== Entries provided

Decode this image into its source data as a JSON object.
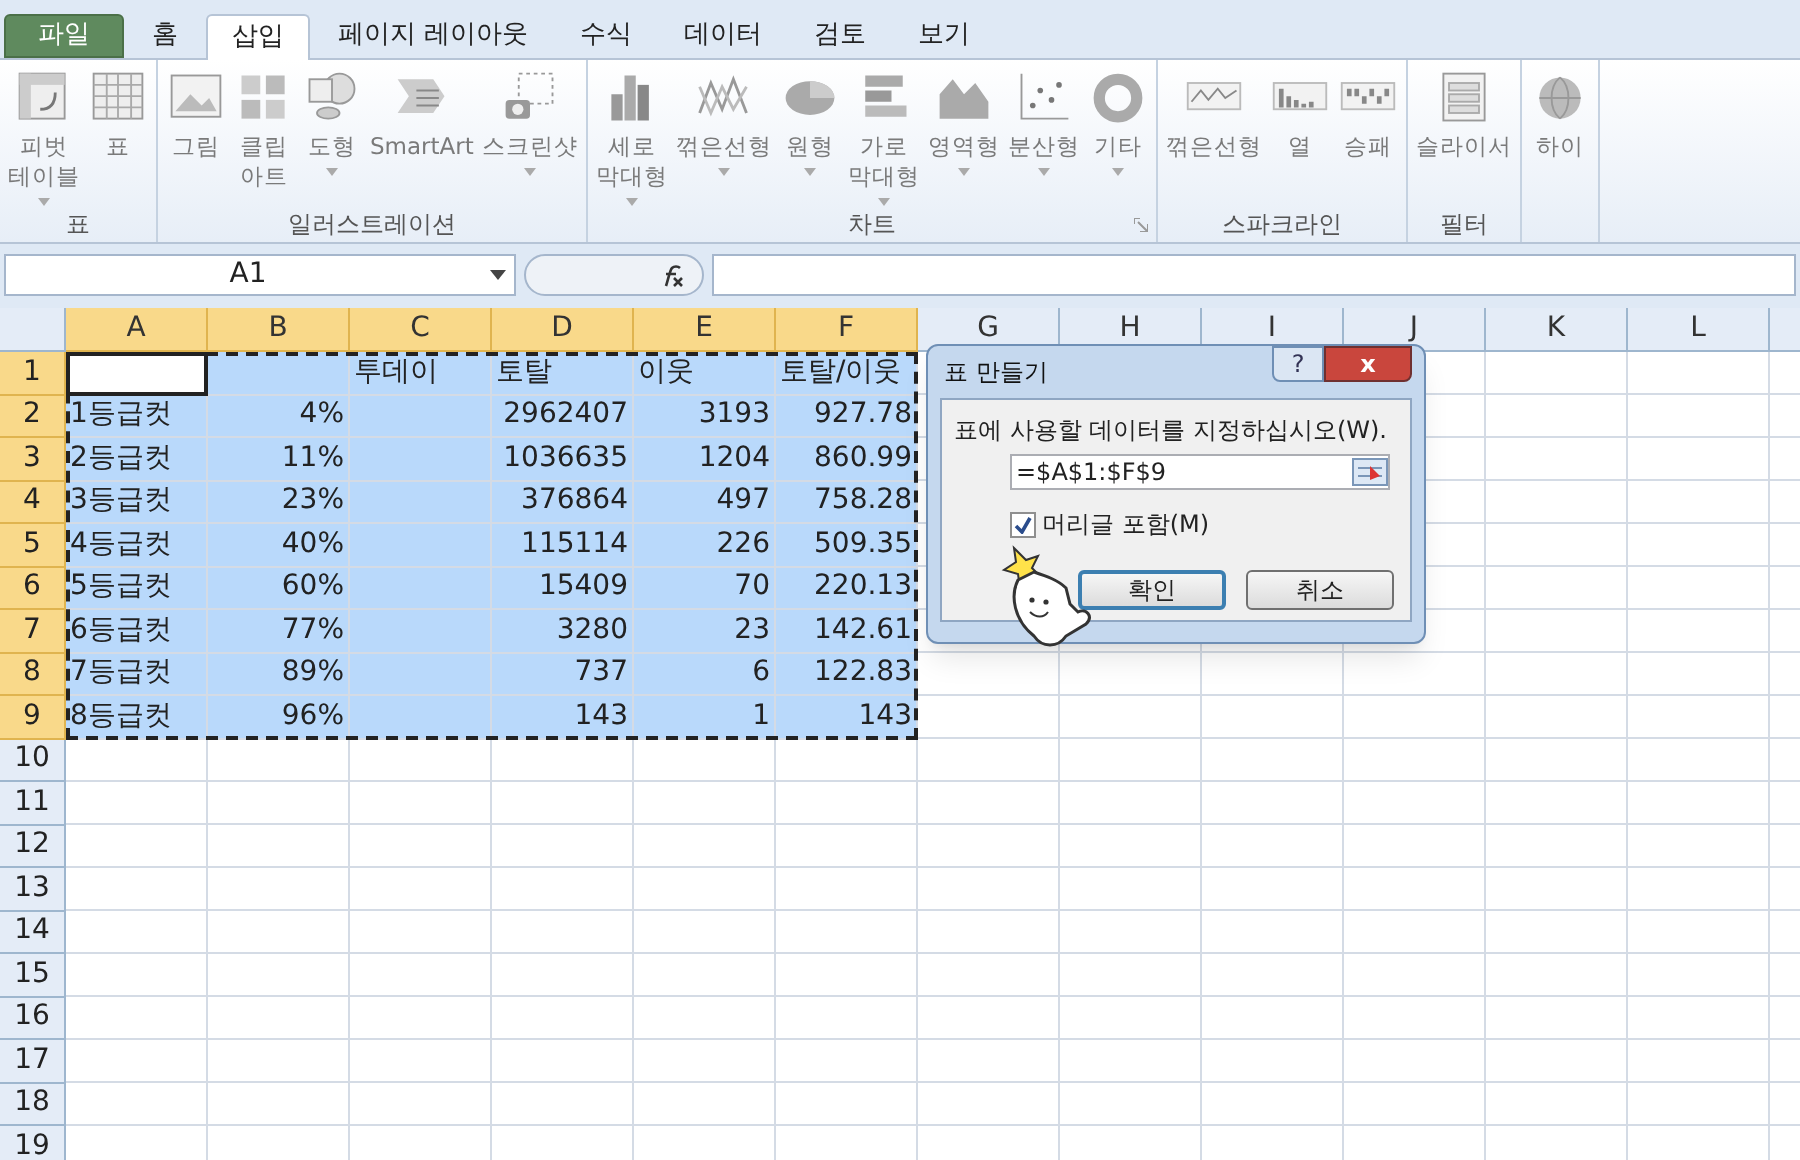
{
  "tabs": [
    {
      "label": "파일",
      "kind": "file",
      "selected": false
    },
    {
      "label": "홈",
      "kind": "tab",
      "selected": false
    },
    {
      "label": "삽입",
      "kind": "tab",
      "selected": true
    },
    {
      "label": "페이지 레이아웃",
      "kind": "tab",
      "selected": false
    },
    {
      "label": "수식",
      "kind": "tab",
      "selected": false
    },
    {
      "label": "데이터",
      "kind": "tab",
      "selected": false
    },
    {
      "label": "검토",
      "kind": "tab",
      "selected": false
    },
    {
      "label": "보기",
      "kind": "tab",
      "selected": false
    }
  ],
  "ribbon": {
    "groups": [
      {
        "label": "표",
        "launcher": false,
        "buttons": [
          {
            "label": "피벗\n테이블",
            "dropdown": true
          },
          {
            "label": "표",
            "dropdown": false
          }
        ]
      },
      {
        "label": "일러스트레이션",
        "launcher": false,
        "buttons": [
          {
            "label": "그림",
            "dropdown": false
          },
          {
            "label": "클립\n아트",
            "dropdown": false
          },
          {
            "label": "도형",
            "dropdown": true
          },
          {
            "label": "SmartArt",
            "dropdown": false
          },
          {
            "label": "스크린샷",
            "dropdown": true
          }
        ]
      },
      {
        "label": "차트",
        "launcher": true,
        "buttons": [
          {
            "label": "세로\n막대형",
            "dropdown": true
          },
          {
            "label": "꺾은선형",
            "dropdown": true
          },
          {
            "label": "원형",
            "dropdown": true
          },
          {
            "label": "가로\n막대형",
            "dropdown": true
          },
          {
            "label": "영역형",
            "dropdown": true
          },
          {
            "label": "분산형",
            "dropdown": true
          },
          {
            "label": "기타",
            "dropdown": true
          }
        ]
      },
      {
        "label": "스파크라인",
        "launcher": false,
        "buttons": [
          {
            "label": "꺾은선형",
            "dropdown": false
          },
          {
            "label": "열",
            "dropdown": false
          },
          {
            "label": "승패",
            "dropdown": false
          }
        ]
      },
      {
        "label": "필터",
        "launcher": false,
        "buttons": [
          {
            "label": "슬라이서",
            "dropdown": false
          }
        ]
      },
      {
        "launcher": false,
        "buttons": [
          {
            "label": "하이",
            "dropdown": false
          }
        ]
      }
    ]
  },
  "formula_bar": {
    "name_box": "A1"
  },
  "sheet": {
    "columns": [
      {
        "label": "A",
        "selected": true
      },
      {
        "label": "B",
        "selected": true
      },
      {
        "label": "C",
        "selected": true
      },
      {
        "label": "D",
        "selected": true
      },
      {
        "label": "E",
        "selected": true
      },
      {
        "label": "F",
        "selected": true
      },
      {
        "label": "G",
        "selected": false
      },
      {
        "label": "H",
        "selected": false
      },
      {
        "label": "I",
        "selected": false
      },
      {
        "label": "J",
        "selected": false
      },
      {
        "label": "K",
        "selected": false
      },
      {
        "label": "L",
        "selected": false
      }
    ],
    "rows": [
      {
        "header": "1",
        "selected": true,
        "kind": "header",
        "active_first_cell": true,
        "cells": [
          null,
          null,
          "투데이",
          "토탈",
          "이웃",
          "토탈/이웃"
        ]
      },
      {
        "header": "2",
        "selected": true,
        "kind": "data",
        "active_first_cell": false,
        "cells": [
          "1등급컷",
          "4%",
          null,
          "2962407",
          "3193",
          "927.78"
        ]
      },
      {
        "header": "3",
        "selected": true,
        "kind": "data",
        "active_first_cell": false,
        "cells": [
          "2등급컷",
          "11%",
          null,
          "1036635",
          "1204",
          "860.99"
        ]
      },
      {
        "header": "4",
        "selected": true,
        "kind": "data",
        "active_first_cell": false,
        "cells": [
          "3등급컷",
          "23%",
          null,
          "376864",
          "497",
          "758.28"
        ]
      },
      {
        "header": "5",
        "selected": true,
        "kind": "data",
        "active_first_cell": false,
        "cells": [
          "4등급컷",
          "40%",
          null,
          "115114",
          "226",
          "509.35"
        ]
      },
      {
        "header": "6",
        "selected": true,
        "kind": "data",
        "active_first_cell": false,
        "cells": [
          "5등급컷",
          "60%",
          null,
          "15409",
          "70",
          "220.13"
        ]
      },
      {
        "header": "7",
        "selected": true,
        "kind": "data",
        "active_first_cell": false,
        "cells": [
          "6등급컷",
          "77%",
          null,
          "3280",
          "23",
          "142.61"
        ]
      },
      {
        "header": "8",
        "selected": true,
        "kind": "data",
        "active_first_cell": false,
        "cells": [
          "7등급컷",
          "89%",
          null,
          "737",
          "6",
          "122.83"
        ]
      },
      {
        "header": "9",
        "selected": true,
        "kind": "data",
        "active_first_cell": false,
        "cells": [
          "8등급컷",
          "96%",
          null,
          "143",
          "1",
          "143"
        ]
      },
      {
        "header": "10",
        "selected": false,
        "kind": "data",
        "active_first_cell": false,
        "cells": []
      },
      {
        "header": "11",
        "selected": false,
        "kind": "data",
        "active_first_cell": false,
        "cells": []
      },
      {
        "header": "12",
        "selected": false,
        "kind": "data",
        "active_first_cell": false,
        "cells": []
      },
      {
        "header": "13",
        "selected": false,
        "kind": "data",
        "active_first_cell": false,
        "cells": []
      },
      {
        "header": "14",
        "selected": false,
        "kind": "data",
        "active_first_cell": false,
        "cells": []
      },
      {
        "header": "15",
        "selected": false,
        "kind": "data",
        "active_first_cell": false,
        "cells": []
      },
      {
        "header": "16",
        "selected": false,
        "kind": "data",
        "active_first_cell": false,
        "cells": []
      },
      {
        "header": "17",
        "selected": false,
        "kind": "data",
        "active_first_cell": false,
        "cells": []
      },
      {
        "header": "18",
        "selected": false,
        "kind": "data",
        "active_first_cell": false,
        "cells": []
      },
      {
        "header": "19",
        "selected": false,
        "kind": "data",
        "active_first_cell": false,
        "cells": []
      }
    ]
  },
  "dialog": {
    "title": "표 만들기",
    "help": "?",
    "close": "x",
    "prompt": "표에 사용할 데이터를 지정하십시오(W).",
    "range": "=$A$1:$F$9",
    "checkbox": {
      "label": "머리글 포함(M)",
      "checked": true
    },
    "buttons": [
      {
        "label": "확인",
        "default": true
      },
      {
        "label": "취소",
        "default": false
      }
    ]
  }
}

====

Instructions for the task: Repeat the preceding records precisely, and leave every picture out of the copy.

Solution to this task:
Decode this image into its source data as a JSON object.
{
  "tabs": [
    {
      "label": "파일",
      "kind": "file",
      "selected": false
    },
    {
      "label": "홈",
      "kind": "tab",
      "selected": false
    },
    {
      "label": "삽입",
      "kind": "tab",
      "selected": true
    },
    {
      "label": "페이지 레이아웃",
      "kind": "tab",
      "selected": false
    },
    {
      "label": "수식",
      "kind": "tab",
      "selected": false
    },
    {
      "label": "데이터",
      "kind": "tab",
      "selected": false
    },
    {
      "label": "검토",
      "kind": "tab",
      "selected": false
    },
    {
      "label": "보기",
      "kind": "tab",
      "selected": false
    }
  ],
  "ribbon": {
    "groups": [
      {
        "label": "표",
        "launcher": false,
        "buttons": [
          {
            "label": "피벗\n테이블",
            "dropdown": true
          },
          {
            "label": "표",
            "dropdown": false
          }
        ]
      },
      {
        "label": "일러스트레이션",
        "launcher": false,
        "buttons": [
          {
            "label": "그림",
            "dropdown": false
          },
          {
            "label": "클립\n아트",
            "dropdown": false
          },
          {
            "label": "도형",
            "dropdown": true
          },
          {
            "label": "SmartArt",
            "dropdown": false
          },
          {
            "label": "스크린샷",
            "dropdown": true
          }
        ]
      },
      {
        "label": "차트",
        "launcher": true,
        "buttons": [
          {
            "label": "세로\n막대형",
            "dropdown": true
          },
          {
            "label": "꺾은선형",
            "dropdown": true
          },
          {
            "label": "원형",
            "dropdown": true
          },
          {
            "label": "가로\n막대형",
            "dropdown": true
          },
          {
            "label": "영역형",
            "dropdown": true
          },
          {
            "label": "분산형",
            "dropdown": true
          },
          {
            "label": "기타",
            "dropdown": true
          }
        ]
      },
      {
        "label": "스파크라인",
        "launcher": false,
        "buttons": [
          {
            "label": "꺾은선형",
            "dropdown": false
          },
          {
            "label": "열",
            "dropdown": false
          },
          {
            "label": "승패",
            "dropdown": false
          }
        ]
      },
      {
        "label": "필터",
        "launcher": false,
        "buttons": [
          {
            "label": "슬라이서",
            "dropdown": false
          }
        ]
      },
      {
        "launcher": false,
        "buttons": [
          {
            "label": "하이",
            "dropdown": false
          }
        ]
      }
    ]
  },
  "formula_bar": {
    "name_box": "A1"
  },
  "sheet": {
    "columns": [
      {
        "label": "A",
        "selected": true
      },
      {
        "label": "B",
        "selected": true
      },
      {
        "label": "C",
        "selected": true
      },
      {
        "label": "D",
        "selected": true
      },
      {
        "label": "E",
        "selected": true
      },
      {
        "label": "F",
        "selected": true
      },
      {
        "label": "G",
        "selected": false
      },
      {
        "label": "H",
        "selected": false
      },
      {
        "label": "I",
        "selected": false
      },
      {
        "label": "J",
        "selected": false
      },
      {
        "label": "K",
        "selected": false
      },
      {
        "label": "L",
        "selected": false
      }
    ],
    "rows": [
      {
        "header": "1",
        "selected": true,
        "kind": "header",
        "active_first_cell": true,
        "cells": [
          null,
          null,
          "투데이",
          "토탈",
          "이웃",
          "토탈/이웃"
        ]
      },
      {
        "header": "2",
        "selected": true,
        "kind": "data",
        "active_first_cell": false,
        "cells": [
          "1등급컷",
          "4%",
          null,
          "2962407",
          "3193",
          "927.78"
        ]
      },
      {
        "header": "3",
        "selected": true,
        "kind": "data",
        "active_first_cell": false,
        "cells": [
          "2등급컷",
          "11%",
          null,
          "1036635",
          "1204",
          "860.99"
        ]
      },
      {
        "header": "4",
        "selected": true,
        "kind": "data",
        "active_first_cell": false,
        "cells": [
          "3등급컷",
          "23%",
          null,
          "376864",
          "497",
          "758.28"
        ]
      },
      {
        "header": "5",
        "selected": true,
        "kind": "data",
        "active_first_cell": false,
        "cells": [
          "4등급컷",
          "40%",
          null,
          "115114",
          "226",
          "509.35"
        ]
      },
      {
        "header": "6",
        "selected": true,
        "kind": "data",
        "active_first_cell": false,
        "cells": [
          "5등급컷",
          "60%",
          null,
          "15409",
          "70",
          "220.13"
        ]
      },
      {
        "header": "7",
        "selected": true,
        "kind": "data",
        "active_first_cell": false,
        "cells": [
          "6등급컷",
          "77%",
          null,
          "3280",
          "23",
          "142.61"
        ]
      },
      {
        "header": "8",
        "selected": true,
        "kind": "data",
        "active_first_cell": false,
        "cells": [
          "7등급컷",
          "89%",
          null,
          "737",
          "6",
          "122.83"
        ]
      },
      {
        "header": "9",
        "selected": true,
        "kind": "data",
        "active_first_cell": false,
        "cells": [
          "8등급컷",
          "96%",
          null,
          "143",
          "1",
          "143"
        ]
      },
      {
        "header": "10",
        "selected": false,
        "kind": "data",
        "active_first_cell": false,
        "cells": []
      },
      {
        "header": "11",
        "selected": false,
        "kind": "data",
        "active_first_cell": false,
        "cells": []
      },
      {
        "header": "12",
        "selected": false,
        "kind": "data",
        "active_first_cell": false,
        "cells": []
      },
      {
        "header": "13",
        "selected": false,
        "kind": "data",
        "active_first_cell": false,
        "cells": []
      },
      {
        "header": "14",
        "selected": false,
        "kind": "data",
        "active_first_cell": false,
        "cells": []
      },
      {
        "header": "15",
        "selected": false,
        "kind": "data",
        "active_first_cell": false,
        "cells": []
      },
      {
        "header": "16",
        "selected": false,
        "kind": "data",
        "active_first_cell": false,
        "cells": []
      },
      {
        "header": "17",
        "selected": false,
        "kind": "data",
        "active_first_cell": false,
        "cells": []
      },
      {
        "header": "18",
        "selected": false,
        "kind": "data",
        "active_first_cell": false,
        "cells": []
      },
      {
        "header": "19",
        "selected": false,
        "kind": "data",
        "active_first_cell": false,
        "cells": []
      }
    ]
  },
  "dialog": {
    "title": "표 만들기",
    "help": "?",
    "close": "x",
    "prompt": "표에 사용할 데이터를 지정하십시오(W).",
    "range": "=$A$1:$F$9",
    "checkbox": {
      "label": "머리글 포함(M)",
      "checked": true
    },
    "buttons": [
      {
        "label": "확인",
        "default": true
      },
      {
        "label": "취소",
        "default": false
      }
    ]
  }
}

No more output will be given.